Provide an exact reproduction of every entry.
————————
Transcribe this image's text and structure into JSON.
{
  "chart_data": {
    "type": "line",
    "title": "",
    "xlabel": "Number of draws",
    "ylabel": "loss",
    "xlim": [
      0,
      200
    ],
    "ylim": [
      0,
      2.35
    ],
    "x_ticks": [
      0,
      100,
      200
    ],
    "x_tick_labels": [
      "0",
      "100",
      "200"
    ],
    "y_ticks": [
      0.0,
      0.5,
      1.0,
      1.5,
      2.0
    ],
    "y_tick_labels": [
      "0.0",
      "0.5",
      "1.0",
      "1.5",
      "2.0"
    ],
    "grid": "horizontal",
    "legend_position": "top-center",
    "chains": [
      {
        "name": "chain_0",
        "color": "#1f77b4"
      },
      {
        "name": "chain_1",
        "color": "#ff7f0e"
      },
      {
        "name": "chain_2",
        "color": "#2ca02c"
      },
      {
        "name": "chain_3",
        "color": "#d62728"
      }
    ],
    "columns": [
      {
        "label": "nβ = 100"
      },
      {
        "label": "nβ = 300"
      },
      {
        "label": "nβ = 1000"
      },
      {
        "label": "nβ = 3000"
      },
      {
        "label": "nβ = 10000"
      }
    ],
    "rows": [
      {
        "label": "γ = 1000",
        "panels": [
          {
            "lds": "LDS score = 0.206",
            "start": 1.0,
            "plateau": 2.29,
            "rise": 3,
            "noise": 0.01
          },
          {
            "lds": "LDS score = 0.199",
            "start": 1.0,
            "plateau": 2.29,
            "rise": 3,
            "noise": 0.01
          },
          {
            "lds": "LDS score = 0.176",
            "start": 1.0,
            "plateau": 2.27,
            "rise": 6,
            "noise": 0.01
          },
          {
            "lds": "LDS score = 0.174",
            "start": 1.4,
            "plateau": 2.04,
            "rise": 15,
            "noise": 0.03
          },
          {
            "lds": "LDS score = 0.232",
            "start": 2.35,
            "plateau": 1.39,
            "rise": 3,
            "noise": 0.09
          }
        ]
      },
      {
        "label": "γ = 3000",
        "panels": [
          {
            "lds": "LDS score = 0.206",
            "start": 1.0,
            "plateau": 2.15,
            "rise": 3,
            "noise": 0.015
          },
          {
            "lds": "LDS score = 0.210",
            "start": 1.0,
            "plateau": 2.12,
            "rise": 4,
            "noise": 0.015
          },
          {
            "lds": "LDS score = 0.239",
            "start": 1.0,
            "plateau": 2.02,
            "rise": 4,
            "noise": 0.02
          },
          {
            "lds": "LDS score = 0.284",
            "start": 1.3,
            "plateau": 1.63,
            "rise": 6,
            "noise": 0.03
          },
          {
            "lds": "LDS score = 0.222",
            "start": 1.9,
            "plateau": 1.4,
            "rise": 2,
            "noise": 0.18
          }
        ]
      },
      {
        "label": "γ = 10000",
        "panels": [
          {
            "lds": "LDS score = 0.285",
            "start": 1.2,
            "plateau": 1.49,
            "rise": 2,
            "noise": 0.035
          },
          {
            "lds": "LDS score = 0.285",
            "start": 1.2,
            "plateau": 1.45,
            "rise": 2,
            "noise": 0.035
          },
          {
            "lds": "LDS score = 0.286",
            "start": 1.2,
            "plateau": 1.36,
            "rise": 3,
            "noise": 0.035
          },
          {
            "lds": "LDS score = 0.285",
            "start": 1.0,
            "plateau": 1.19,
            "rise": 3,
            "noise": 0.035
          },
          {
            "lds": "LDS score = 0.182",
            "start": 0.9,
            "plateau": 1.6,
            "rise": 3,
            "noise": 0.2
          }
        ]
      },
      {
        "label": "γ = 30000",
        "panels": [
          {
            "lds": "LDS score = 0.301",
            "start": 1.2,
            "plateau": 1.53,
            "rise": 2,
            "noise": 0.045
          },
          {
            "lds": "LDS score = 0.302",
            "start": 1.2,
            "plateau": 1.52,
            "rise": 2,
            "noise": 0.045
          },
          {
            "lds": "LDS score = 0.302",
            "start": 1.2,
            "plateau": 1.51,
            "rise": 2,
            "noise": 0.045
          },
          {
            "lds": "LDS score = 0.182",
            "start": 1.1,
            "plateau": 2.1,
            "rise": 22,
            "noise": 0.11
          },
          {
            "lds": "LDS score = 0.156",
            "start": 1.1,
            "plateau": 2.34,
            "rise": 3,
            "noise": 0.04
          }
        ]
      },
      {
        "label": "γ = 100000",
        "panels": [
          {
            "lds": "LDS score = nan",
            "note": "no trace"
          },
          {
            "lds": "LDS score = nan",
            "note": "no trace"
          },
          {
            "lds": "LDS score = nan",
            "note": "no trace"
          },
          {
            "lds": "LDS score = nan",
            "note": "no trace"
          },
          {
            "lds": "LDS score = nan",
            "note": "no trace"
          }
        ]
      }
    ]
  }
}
————————
#### Finished exercise
Transcribe this image's text and structure into JSON.
{
  "chart_data": {
    "type": "line",
    "title": "",
    "xlabel": "Number of draws",
    "ylabel": "loss",
    "xlim": [
      0,
      200
    ],
    "ylim": [
      0,
      2.35
    ],
    "x_ticks": [
      0,
      100,
      200
    ],
    "x_tick_labels": [
      "0",
      "100",
      "200"
    ],
    "y_ticks": [
      0.0,
      0.5,
      1.0,
      1.5,
      2.0
    ],
    "y_tick_labels": [
      "0.0",
      "0.5",
      "1.0",
      "1.5",
      "2.0"
    ],
    "grid": "horizontal",
    "legend_position": "top-center",
    "chains": [
      {
        "name": "chain_0",
        "color": "#1f77b4"
      },
      {
        "name": "chain_1",
        "color": "#ff7f0e"
      },
      {
        "name": "chain_2",
        "color": "#2ca02c"
      },
      {
        "name": "chain_3",
        "color": "#d62728"
      }
    ],
    "columns": [
      {
        "label": "nβ = 100"
      },
      {
        "label": "nβ = 300"
      },
      {
        "label": "nβ = 1000"
      },
      {
        "label": "nβ = 3000"
      },
      {
        "label": "nβ = 10000"
      }
    ],
    "rows": [
      {
        "label": "γ = 1000",
        "panels": [
          {
            "lds": "LDS score = 0.206",
            "start": 1.0,
            "plateau": 2.29,
            "rise": 3,
            "noise": 0.01
          },
          {
            "lds": "LDS score = 0.199",
            "start": 1.0,
            "plateau": 2.29,
            "rise": 3,
            "noise": 0.01
          },
          {
            "lds": "LDS score = 0.176",
            "start": 1.0,
            "plateau": 2.27,
            "rise": 6,
            "noise": 0.01
          },
          {
            "lds": "LDS score = 0.174",
            "start": 1.4,
            "plateau": 2.04,
            "rise": 15,
            "noise": 0.03
          },
          {
            "lds": "LDS score = 0.232",
            "start": 2.35,
            "plateau": 1.39,
            "rise": 3,
            "noise": 0.09
          }
        ]
      },
      {
        "label": "γ = 3000",
        "panels": [
          {
            "lds": "LDS score = 0.206",
            "start": 1.0,
            "plateau": 2.15,
            "rise": 3,
            "noise": 0.015
          },
          {
            "lds": "LDS score = 0.210",
            "start": 1.0,
            "plateau": 2.12,
            "rise": 4,
            "noise": 0.015
          },
          {
            "lds": "LDS score = 0.239",
            "start": 1.0,
            "plateau": 2.02,
            "rise": 4,
            "noise": 0.02
          },
          {
            "lds": "LDS score = 0.284",
            "start": 1.3,
            "plateau": 1.63,
            "rise": 6,
            "noise": 0.03
          },
          {
            "lds": "LDS score = 0.222",
            "start": 1.9,
            "plateau": 1.4,
            "rise": 2,
            "noise": 0.18
          }
        ]
      },
      {
        "label": "γ = 10000",
        "panels": [
          {
            "lds": "LDS score = 0.285",
            "start": 1.2,
            "plateau": 1.49,
            "rise": 2,
            "noise": 0.035
          },
          {
            "lds": "LDS score = 0.285",
            "start": 1.2,
            "plateau": 1.45,
            "rise": 2,
            "noise": 0.035
          },
          {
            "lds": "LDS score = 0.286",
            "start": 1.2,
            "plateau": 1.36,
            "rise": 3,
            "noise": 0.035
          },
          {
            "lds": "LDS score = 0.285",
            "start": 1.0,
            "plateau": 1.19,
            "rise": 3,
            "noise": 0.035
          },
          {
            "lds": "LDS score = 0.182",
            "start": 0.9,
            "plateau": 1.6,
            "rise": 3,
            "noise": 0.2
          }
        ]
      },
      {
        "label": "γ = 30000",
        "panels": [
          {
            "lds": "LDS score = 0.301",
            "start": 1.2,
            "plateau": 1.53,
            "rise": 2,
            "noise": 0.045
          },
          {
            "lds": "LDS score = 0.302",
            "start": 1.2,
            "plateau": 1.52,
            "rise": 2,
            "noise": 0.045
          },
          {
            "lds": "LDS score = 0.302",
            "start": 1.2,
            "plateau": 1.51,
            "rise": 2,
            "noise": 0.045
          },
          {
            "lds": "LDS score = 0.182",
            "start": 1.1,
            "plateau": 2.1,
            "rise": 22,
            "noise": 0.11
          },
          {
            "lds": "LDS score = 0.156",
            "start": 1.1,
            "plateau": 2.34,
            "rise": 3,
            "noise": 0.04
          }
        ]
      },
      {
        "label": "γ = 100000",
        "panels": [
          {
            "lds": "LDS score = nan",
            "note": "no trace"
          },
          {
            "lds": "LDS score = nan",
            "note": "no trace"
          },
          {
            "lds": "LDS score = nan",
            "note": "no trace"
          },
          {
            "lds": "LDS score = nan",
            "note": "no trace"
          },
          {
            "lds": "LDS score = nan",
            "note": "no trace"
          }
        ]
      }
    ]
  }
}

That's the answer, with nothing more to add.